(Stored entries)
##############################
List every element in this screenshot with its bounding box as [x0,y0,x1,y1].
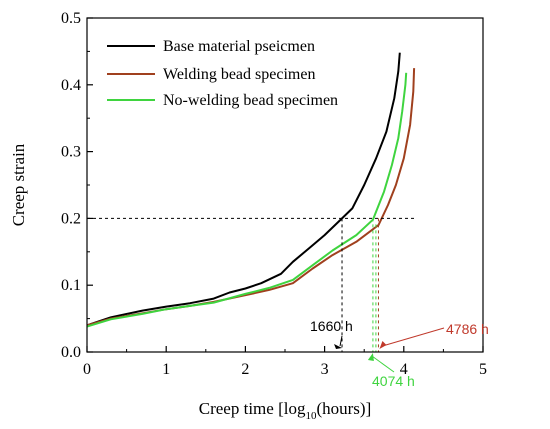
annotation-label-0: 1660 h [310,318,353,334]
y-tick-label-5: 0.5 [61,10,81,27]
x-axis-label-main: Creep time [log [199,399,306,418]
x-tick-label-1: 1 [162,361,170,378]
x-tick-label-4: 4 [400,361,408,378]
legend: Base material pseicmen Welding bead speci… [107,38,338,109]
series-layer [86,52,416,328]
y-tick-label-1: 0.1 [61,277,81,294]
annotation-arrowhead-0 [334,344,343,349]
x-axis-label-tail: (hours)] [316,399,371,418]
x-axis-label-subscript: 10 [305,410,317,422]
annotations: 1660 h 4074 h 4786 h [310,318,489,389]
annotation-label-1: 4074 h [372,373,415,389]
x-tick-label-2: 2 [241,361,249,378]
x-tick-label-5: 5 [479,361,487,378]
series-line-0 [86,52,401,327]
y-tick-label-0: 0.0 [61,344,81,361]
annotation-arrow-2 [382,327,445,347]
legend-label-2: No-welding bead specimen [163,92,338,109]
annotation-arrow-0 [339,335,343,347]
annotation-arrowhead-2 [379,341,387,349]
axis-ticks: 0 1 2 3 4 5 0.0 0.1 0.2 0.3 0.4 0.5 [61,10,487,378]
annotation-arrow-1 [371,355,395,373]
annotation-arrowhead-1 [367,353,374,361]
y-tick-label-3: 0.3 [61,144,81,161]
legend-label-1: Welding bead specimen [163,66,315,83]
x-tick-label-0: 0 [83,361,91,378]
annotation-label-2: 4786 h [446,321,489,337]
y-tick-label-2: 0.2 [61,210,81,227]
legend-label-0: Base material pseicmen [163,38,315,55]
reference-line-layer [87,217,416,352]
series-line-2 [86,72,408,328]
y-axis-label: Creep strain [9,143,28,226]
x-axis-label: Creep time [log10(hours)] [199,399,371,422]
y-tick-label-4: 0.4 [61,77,81,94]
x-tick-label-3: 3 [321,361,329,378]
##############################
* [Set problem] Copy every line of the entries above word for word, leaving out the pictures.

* [Exercise response]
List every element in this screenshot with its bounding box as [x0,y0,x1,y1].
annotation-label-0: 1660 h [310,318,353,334]
y-tick-label-5: 0.5 [61,10,81,27]
x-axis-label-main: Creep time [log [199,399,306,418]
x-tick-label-1: 1 [162,361,170,378]
x-tick-label-4: 4 [400,361,408,378]
legend: Base material pseicmen Welding bead speci… [107,38,338,109]
series-layer [86,52,416,328]
y-tick-label-1: 0.1 [61,277,81,294]
annotation-arrowhead-0 [334,344,343,349]
x-axis-label-tail: (hours)] [316,399,371,418]
x-axis-label-subscript: 10 [305,410,317,422]
annotations: 1660 h 4074 h 4786 h [310,318,489,389]
annotation-label-1: 4074 h [372,373,415,389]
x-tick-label-2: 2 [241,361,249,378]
x-tick-label-5: 5 [479,361,487,378]
series-line-0 [86,52,401,327]
y-tick-label-0: 0.0 [61,344,81,361]
annotation-arrow-2 [382,327,445,347]
legend-label-2: No-welding bead specimen [163,92,338,109]
annotation-arrow-0 [339,335,343,347]
annotation-arrowhead-2 [379,341,387,349]
axis-ticks: 0 1 2 3 4 5 0.0 0.1 0.2 0.3 0.4 0.5 [61,10,487,378]
annotation-arrow-1 [371,355,395,373]
annotation-arrowhead-1 [367,353,374,361]
y-tick-label-3: 0.3 [61,144,81,161]
legend-label-1: Welding bead specimen [163,66,315,83]
x-tick-label-0: 0 [83,361,91,378]
annotation-label-2: 4786 h [446,321,489,337]
y-tick-label-2: 0.2 [61,210,81,227]
legend-label-0: Base material pseicmen [163,38,315,55]
reference-line-layer [87,217,416,352]
series-line-2 [86,72,408,328]
y-axis-label: Creep strain [9,143,28,226]
x-axis-label: Creep time [log10(hours)] [199,399,371,422]
y-tick-label-4: 0.4 [61,77,81,94]
x-tick-label-3: 3 [321,361,329,378]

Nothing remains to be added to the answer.